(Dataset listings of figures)
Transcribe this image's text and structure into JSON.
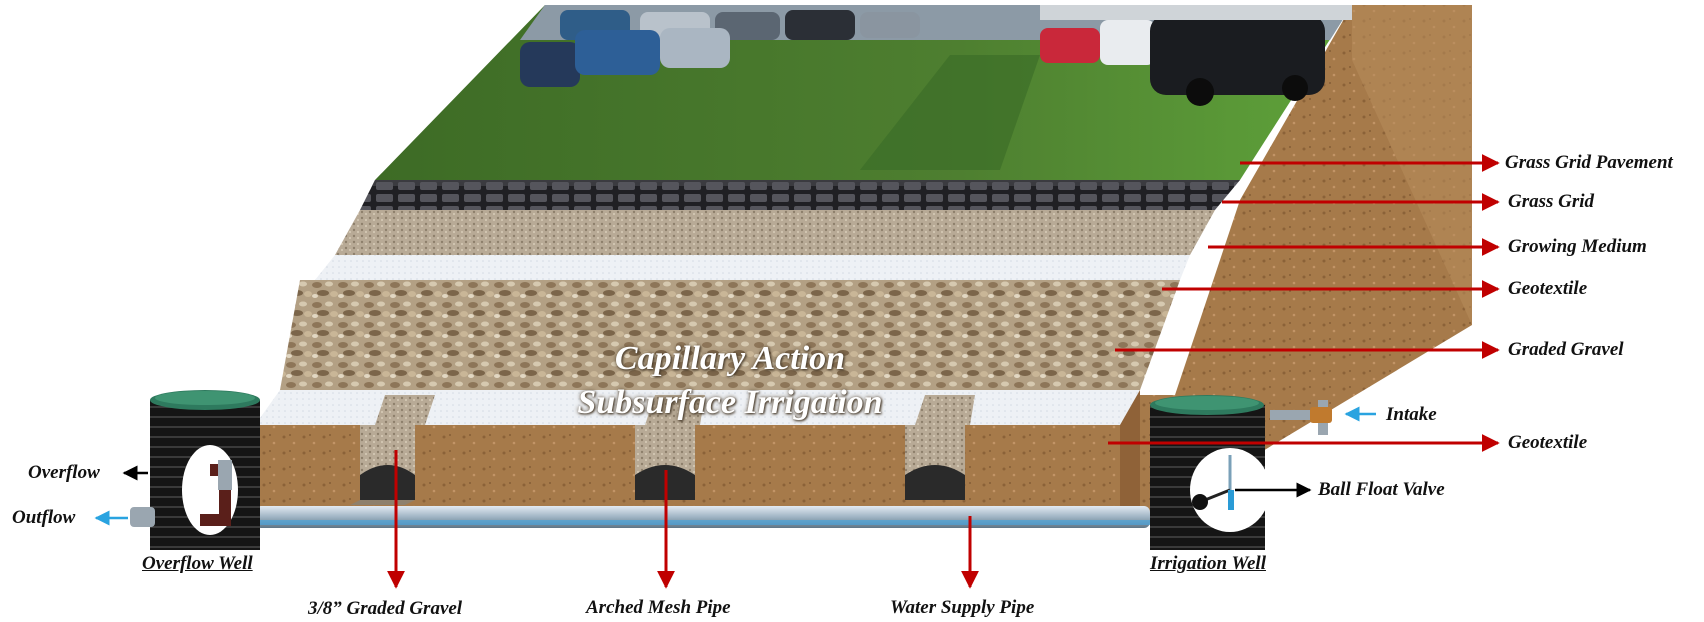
{
  "diagram": {
    "center_text": {
      "line1": "Capillary Action",
      "line2": "Subsurface Irrigation"
    },
    "layer_labels": {
      "grass_grid_pavement": "Grass Grid Pavement",
      "grass_grid": "Grass Grid",
      "growing_medium": "Growing Medium",
      "geotextile_upper": "Geotextile",
      "graded_gravel": "Graded Gravel",
      "geotextile_lower": "Geotextile"
    },
    "component_labels": {
      "intake": "Intake",
      "ball_float_valve": "Ball Float Valve",
      "overflow": "Overflow",
      "outflow": "Outflow",
      "overflow_well": "Overflow Well",
      "irrigation_well": "Irrigation Well",
      "graded_gravel_3_8": "3/8” Graded Gravel",
      "arched_mesh_pipe": "Arched Mesh Pipe",
      "water_supply_pipe": "Water Supply Pipe"
    },
    "colors": {
      "arrow_red": "#c00000",
      "arrow_blue": "#29a3e0",
      "arrow_black": "#000000",
      "grass": "#4f8a2e",
      "soil": "#a77a4c",
      "gravel": "#b09a7c",
      "geotextile": "#eef2f6",
      "grid": "#2a2a2e",
      "pipe": "#9fb4c4",
      "well": "#1e1e1e",
      "well_lid": "#2e7a5e"
    }
  }
}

→ WORK REQUIRED: An exact transcription of all the entries is required, without the pictures.

→ SOLUTION FOR THIS EXERCISE:
Transcribe this image's text and structure into JSON.
{
  "diagram": {
    "center_text": {
      "line1": "Capillary Action",
      "line2": "Subsurface Irrigation"
    },
    "layer_labels": {
      "grass_grid_pavement": "Grass Grid Pavement",
      "grass_grid": "Grass Grid",
      "growing_medium": "Growing Medium",
      "geotextile_upper": "Geotextile",
      "graded_gravel": "Graded Gravel",
      "geotextile_lower": "Geotextile"
    },
    "component_labels": {
      "intake": "Intake",
      "ball_float_valve": "Ball Float Valve",
      "overflow": "Overflow",
      "outflow": "Outflow",
      "overflow_well": "Overflow Well",
      "irrigation_well": "Irrigation Well",
      "graded_gravel_3_8": "3/8” Graded Gravel",
      "arched_mesh_pipe": "Arched Mesh Pipe",
      "water_supply_pipe": "Water Supply Pipe"
    },
    "colors": {
      "arrow_red": "#c00000",
      "arrow_blue": "#29a3e0",
      "arrow_black": "#000000",
      "grass": "#4f8a2e",
      "soil": "#a77a4c",
      "gravel": "#b09a7c",
      "geotextile": "#eef2f6",
      "grid": "#2a2a2e",
      "pipe": "#9fb4c4",
      "well": "#1e1e1e",
      "well_lid": "#2e7a5e"
    }
  }
}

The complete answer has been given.